_Instructions to follow_.
Compute how many lines in the data below hold the word "dafür", then report that number with nothing else.

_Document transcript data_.
-=-=-

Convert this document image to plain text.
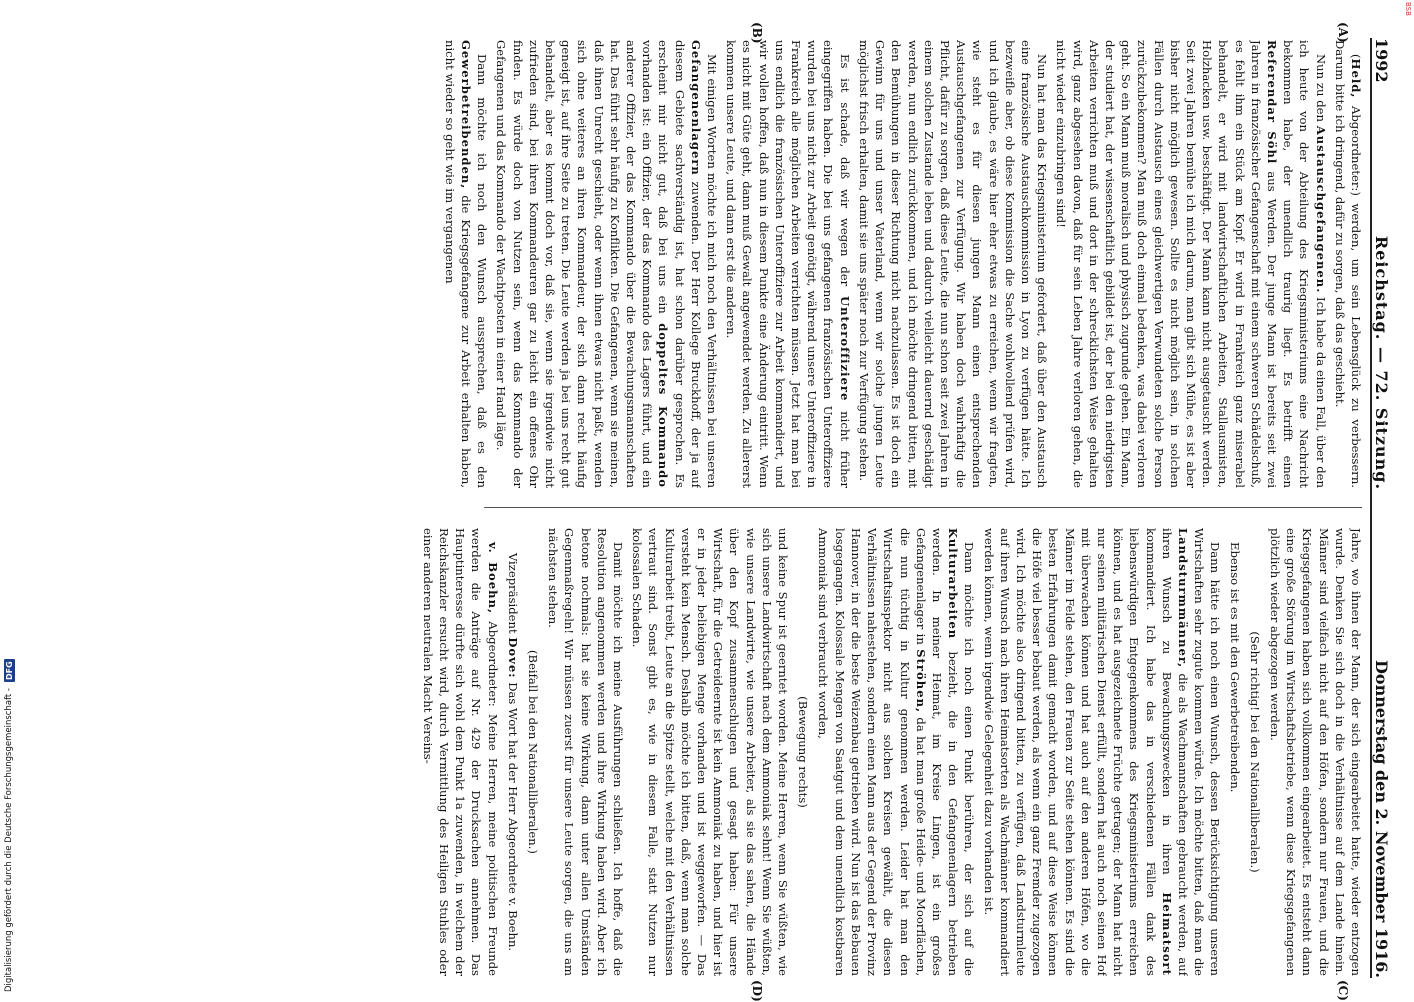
1992
Reichstag. — 72. Sitzung.
Donnerstag den 2. November 1916.
(A)
(B)
(C)
(D)

(Held, Abgeordneter:) werden, um sein Lebensglück zu verbessern. Darum bitte ich dringend, dafür zu sorgen, daß das geschieht.

Nun zu den Austauschgefangenen. Ich habe da einen Fall, über den ich heute von der Abteilung des Kriegsministeriums eine Nachricht bekommen habe, der unendlich traurig liegt. Es betrifft einen Referendar Söhl aus Werden. Der junge Mann ist bereits seit zwei Jahren in französischer Gefangenschaft mit einem schweren Schädelschuß, es fehlt ihm ein Stück am Kopf. Er wird in Frankreich ganz miserabel behandelt, er wird mit landwirtschaftlichen Arbeiten, Stallausmisten, Holzhacken usw. beschäftigt. Der Mann kann nicht ausgetauscht werden. Seit zwei Jahren bemühe ich mich darum, man gibt sich Mühe, es ist aber bisher nicht möglich gewesen. Sollte es nicht möglich sein, in solchen Fällen durch Austausch eines gleichwertigen Verwundeten solche Person zurückzubekommen? Man muß doch einmal bedenken, was dabei verloren geht. So ein Mann muß moralisch und physisch zugrunde gehen. Ein Mann, der studiert hat, der wissenschaftlich gebildet ist, der bei den niedrigsten Arbeiten verrichten muß und dort in der schrecklichsten Weise gehalten wird, ganz abgesehen davon, daß für sein Leben Jahre verloren gehen, die nicht wieder einzubringen sind!

Nun hat man das Kriegsministerium gefordert, daß über den Austausch eine französische Austauschkommission in Lyon zu verfügen hätte. Ich bezweifle aber, ob diese Kommission die Sache wohlwollend prüfen wird, und ich glaube, es wäre hier eher etwas zu erreichen, wenn wir fragten, wie steht es für diesen jungen Mann einen entsprechenden Austauschgefangenen zur Verfügung. Wir haben doch wahrhaftig die Pflicht, dafür zu sorgen, daß diese Leute, die nun schon seit zwei Jahren in einem solchen Zustande leben und dadurch vielleicht dauernd geschädigt werden, nun endlich zurückkommen, und ich möchte dringend bitten, mit den Bemühungen in dieser Richtung nicht nachzulassen. Es ist doch ein Gewinn für uns und unser Vaterland, wenn wir solche jungen Leute möglichst frisch erhalten, damit sie uns später noch zur Verfügung stehen.

Es ist schade, daß wir wegen der Unteroffiziere nicht früher eingegriffen haben. Die bei uns gefangenen französischen Unteroffiziere wurden bei uns nicht zur Arbeit genötigt, während unsere Unteroffiziere in Frankreich alle möglichen Arbeiten verrichten müssen. Jetzt hat man bei uns endlich die französischen Unteroffiziere zur Arbeit kommandiert, und wir wollen hoffen, daß nun in diesem Punkte eine Änderung eintritt. Wenn es nicht mit Güte geht, dann muß Gewalt angewendet werden. Zu allererst kommen unsere Leute, und dann erst die anderen.

Mit einigen Worten möchte ich mich noch den Verhältnissen bei unseren Gefangenenlagern zuwenden. Der Herr Kollege Bruckhoff, der ja auf diesem Gebiete sachverständig ist, hat schon darüber gesprochen. Es erscheint mir nicht gut, daß bei uns ein doppeltes Kommando vorhanden ist: ein Offizier, der das Kommando des Lagers führt, und ein anderer Offizier, der das Kommando über die Bewachungsmannschaften hat. Das führt sehr häufig zu Konflikten. Die Gefangenen, wenn sie meinen, daß ihnen Unrecht geschieht, oder wenn ihnen etwas nicht paßt, wenden sich ohne weiteres an ihren Kommandeur, der sich dann recht häufig geneigt ist, auf ihre Seite zu treten. Die Leute werden ja bei uns recht gut behandelt, aber es kommt doch vor, daß sie, wenn sie irgendwie nicht zufrieden sind, bei ihren Kommandeuren gar zu leicht ein offenes Ohr finden. Es würde doch von Nutzen sein, wenn das Kommando der Gefangenen und das Kommando der Wachtposten in einer Hand läge.

Dann möchte ich noch den Wunsch aussprechen, daß es den Gewerbetreibenden, die Kriegsgefangene zur Arbeit erhalten haben, nicht wieder so geht wie im vergangenen

Jahre, wo ihnen der Mann, der sich eingearbeitet hatte, wieder entzogen wurde. Denken Sie sich doch in die Verhältnisse auf dem Lande hinein. Männer sind vielfach nicht auf den Höfen, sondern nur Frauen, und die Kriegsgefangenen haben sich vollkommen eingearbeitet. Es entsteht dann eine große Störung im Wirtschaftsbetriebe, wenn diese Kriegsgefangenen plötzlich wieder abgezogen werden.

(Sehr richtig! bei den Nationalliberalen.)

Ebenso ist es mit den Gewerbetreibenden.

Dann hätte ich noch einen Wunsch, dessen Berücksichtigung unseren Wirtschaften sehr zugute kommen würde. Ich möchte bitten, daß man die Landsturmmänner, die als Wachmannschaften gebraucht werden, auf ihren Wunsch zu Bewachungszwecken in ihren Heimatsort kommandiert. Ich habe das in verschiedenen Fällen dank des liebenswürdigen Entgegenkommens des Kriegsministeriums erreichen können, und es hat ausgezeichnete Früchte getragen; der Mann hat nicht nur seinen militärischen Dienst erfüllt, sondern hat auch noch seinen Hof mit überwachen können und hat auch auf den anderen Höfen, wo die Männer im Felde stehen, den Frauen zur Seite stehen können. Es sind die besten Erfahrungen damit gemacht worden, und auf diese Weise können die Höfe viel besser bebaut werden, als wenn ein ganz Fremder zugezogen wird. Ich möchte also dringend bitten, zu verfügen, daß Landsturmleute auf ihren Wunsch nach ihren Heimatsorten als Wachmänner kommandiert werden können, wenn irgendwie Gelegenheit dazu vorhanden ist.

Dann möchte ich noch einen Punkt berühren, der sich auf die Kulturarbeiten bezieht, die in den Gefangenenlagern betrieben werden. In meiner Heimat, im Kreise Lingen, ist ein großes Gefangenenlager in Ströhen, da hat man große Heide- und Moorflächen, die nun tüchtig in Kultur genommen werden. Leider hat man den Wirtschaftsinspektor nicht aus solchen Kreisen gewählt, die diesen Verhältnissen nahestehen, sondern einen Mann aus der Gegend der Provinz Hannover, in der die beste Weizenbau getrieben wird. Nun ist das Bebauen losgegangen. Kolossale Mengen von Saatgut und dem unendlich kostbaren Ammoniak sind verbraucht worden,

(Bewegung rechts)

und keine Spur ist geerntet worden. Meine Herren, wenn Sie wüßten, wie sich unsere Landwirtschaft nach dem Ammoniak sehnt! Wenn Sie wüßten, wie unsere Landwirte, wie unsere Arbeiter, als sie das sahen, die Hände über den Kopf zusammenschlugen und gesagt haben: Für unsere Wirtschaft, für die Getreideernte ist kein Ammoniak zu haben, und hier ist er in jeder beliebigen Menge vorhanden und ist weggeworfen. — Das versteht kein Mensch. Deshalb möchte ich bitten, daß, wenn man solche Kulturarbeit treibt, Leute an die Spitze stellt, welche mit den Verhältnissen vertraut sind. Sonst gibt es, wie in diesem Falle, statt Nutzen nur kolossalen Schaden.

Damit möchte ich meine Ausführungen schließen. Ich hoffe, daß die Resolution angenommen werden und ihre Wirkung haben wird. Aber ich betone nochmals: hat sie keine Wirkung, dann unter allen Umständen Gegenmaßregeln! Wir müssen zuerst für unsere Leute sorgen, die uns am nächsten stehen.

(Beifall bei den Nationalliberalen.)

Vizepräsident Dove: Das Wort hat der Herr Abgeordnete v. Boehn.

v. Boehn, Abgeordneter: Meine Herren, meine politischen Freunde werden die Anträge auf Nr. 429 der Drucksachen annehmen. Das Hauptinteresse dürfte sich wohl dem Punkt 1a zuwenden, in welchem der Reichskanzler ersucht wird, durch Vermittlung des Heiligen Stuhles oder einer anderen neutralen Macht Vereins-

Digitalisierung gefördert durch die Deutsche Forschungsgemeinschaft -
DFG
BSB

-=-=-

_Output for this exercise_.
2